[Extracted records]
****

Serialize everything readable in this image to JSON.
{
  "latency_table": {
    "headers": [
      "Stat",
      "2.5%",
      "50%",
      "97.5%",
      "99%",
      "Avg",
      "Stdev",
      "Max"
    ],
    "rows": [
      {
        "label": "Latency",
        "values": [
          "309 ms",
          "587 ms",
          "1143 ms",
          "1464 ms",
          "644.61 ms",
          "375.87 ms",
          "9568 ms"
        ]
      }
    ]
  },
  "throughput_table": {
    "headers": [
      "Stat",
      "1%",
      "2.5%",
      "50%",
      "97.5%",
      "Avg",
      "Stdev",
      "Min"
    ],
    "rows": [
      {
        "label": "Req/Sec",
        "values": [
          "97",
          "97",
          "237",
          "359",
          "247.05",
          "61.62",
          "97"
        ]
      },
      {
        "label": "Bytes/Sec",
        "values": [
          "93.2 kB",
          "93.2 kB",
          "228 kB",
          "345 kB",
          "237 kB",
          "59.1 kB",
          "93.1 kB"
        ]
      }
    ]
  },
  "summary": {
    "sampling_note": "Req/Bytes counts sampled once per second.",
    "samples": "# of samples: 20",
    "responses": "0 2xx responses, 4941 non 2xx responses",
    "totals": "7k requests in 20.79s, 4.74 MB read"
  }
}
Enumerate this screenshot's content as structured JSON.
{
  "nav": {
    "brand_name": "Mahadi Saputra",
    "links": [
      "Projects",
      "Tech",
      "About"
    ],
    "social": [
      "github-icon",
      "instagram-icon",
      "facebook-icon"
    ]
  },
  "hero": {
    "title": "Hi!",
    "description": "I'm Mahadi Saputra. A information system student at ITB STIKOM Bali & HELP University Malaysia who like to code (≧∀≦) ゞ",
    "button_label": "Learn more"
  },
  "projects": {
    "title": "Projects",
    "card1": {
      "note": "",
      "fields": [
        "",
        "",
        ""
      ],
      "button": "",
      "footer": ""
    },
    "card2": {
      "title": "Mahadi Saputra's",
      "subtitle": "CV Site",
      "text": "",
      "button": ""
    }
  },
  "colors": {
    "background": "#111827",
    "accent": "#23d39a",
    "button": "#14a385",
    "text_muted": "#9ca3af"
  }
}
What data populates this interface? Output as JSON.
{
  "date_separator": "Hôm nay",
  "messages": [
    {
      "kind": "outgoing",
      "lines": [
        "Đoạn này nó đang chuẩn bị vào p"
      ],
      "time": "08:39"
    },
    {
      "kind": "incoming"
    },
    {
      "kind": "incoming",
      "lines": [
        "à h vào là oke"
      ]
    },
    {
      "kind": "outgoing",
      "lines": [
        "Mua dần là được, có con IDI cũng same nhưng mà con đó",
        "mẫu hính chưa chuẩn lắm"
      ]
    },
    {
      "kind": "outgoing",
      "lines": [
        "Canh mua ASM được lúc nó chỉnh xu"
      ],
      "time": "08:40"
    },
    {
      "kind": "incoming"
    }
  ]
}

****

Exercise >>
Write out the whole listing again. Match it word for word.

Answer for the task >>
Serialize everything readable in this image to JSON.
{
  "latency_table": {
    "headers": [
      "Stat",
      "2.5%",
      "50%",
      "97.5%",
      "99%",
      "Avg",
      "Stdev",
      "Max"
    ],
    "rows": [
      {
        "label": "Latency",
        "values": [
          "309 ms",
          "587 ms",
          "1143 ms",
          "1464 ms",
          "644.61 ms",
          "375.87 ms",
          "9568 ms"
        ]
      }
    ]
  },
  "throughput_table": {
    "headers": [
      "Stat",
      "1%",
      "2.5%",
      "50%",
      "97.5%",
      "Avg",
      "Stdev",
      "Min"
    ],
    "rows": [
      {
        "label": "Req/Sec",
        "values": [
          "97",
          "97",
          "237",
          "359",
          "247.05",
          "61.62",
          "97"
        ]
      },
      {
        "label": "Bytes/Sec",
        "values": [
          "93.2 kB",
          "93.2 kB",
          "228 kB",
          "345 kB",
          "237 kB",
          "59.1 kB",
          "93.1 kB"
        ]
      }
    ]
  },
  "summary": {
    "sampling_note": "Req/Bytes counts sampled once per second.",
    "samples": "# of samples: 20",
    "responses": "0 2xx responses, 4941 non 2xx responses",
    "totals": "7k requests in 20.79s, 4.74 MB read"
  }
}
Enumerate this screenshot's content as structured JSON.
{
  "nav": {
    "brand_name": "Mahadi Saputra",
    "links": [
      "Projects",
      "Tech",
      "About"
    ],
    "social": [
      "github-icon",
      "instagram-icon",
      "facebook-icon"
    ]
  },
  "hero": {
    "title": "Hi!",
    "description": "I'm Mahadi Saputra. A information system student at ITB STIKOM Bali & HELP University Malaysia who like to code (≧∀≦) ゞ",
    "button_label": "Learn more"
  },
  "projects": {
    "title": "Projects",
    "card1": {
      "note": "",
      "fields": [
        "",
        "",
        ""
      ],
      "button": "",
      "footer": ""
    },
    "card2": {
      "title": "Mahadi Saputra's",
      "subtitle": "CV Site",
      "text": "",
      "button": ""
    }
  },
  "colors": {
    "background": "#111827",
    "accent": "#23d39a",
    "button": "#14a385",
    "text_muted": "#9ca3af"
  }
}
What data populates this interface? Output as JSON.
{
  "date_separator": "Hôm nay",
  "messages": [
    {
      "kind": "outgoing",
      "lines": [
        "Đoạn này nó đang chuẩn bị vào p"
      ],
      "time": "08:39"
    },
    {
      "kind": "incoming"
    },
    {
      "kind": "incoming",
      "lines": [
        "à h vào là oke"
      ]
    },
    {
      "kind": "outgoing",
      "lines": [
        "Mua dần là được, có con IDI cũng same nhưng mà con đó",
        "mẫu hính chưa chuẩn lắm"
      ]
    },
    {
      "kind": "outgoing",
      "lines": [
        "Canh mua ASM được lúc nó chỉnh xu"
      ],
      "time": "08:40"
    },
    {
      "kind": "incoming"
    }
  ]
}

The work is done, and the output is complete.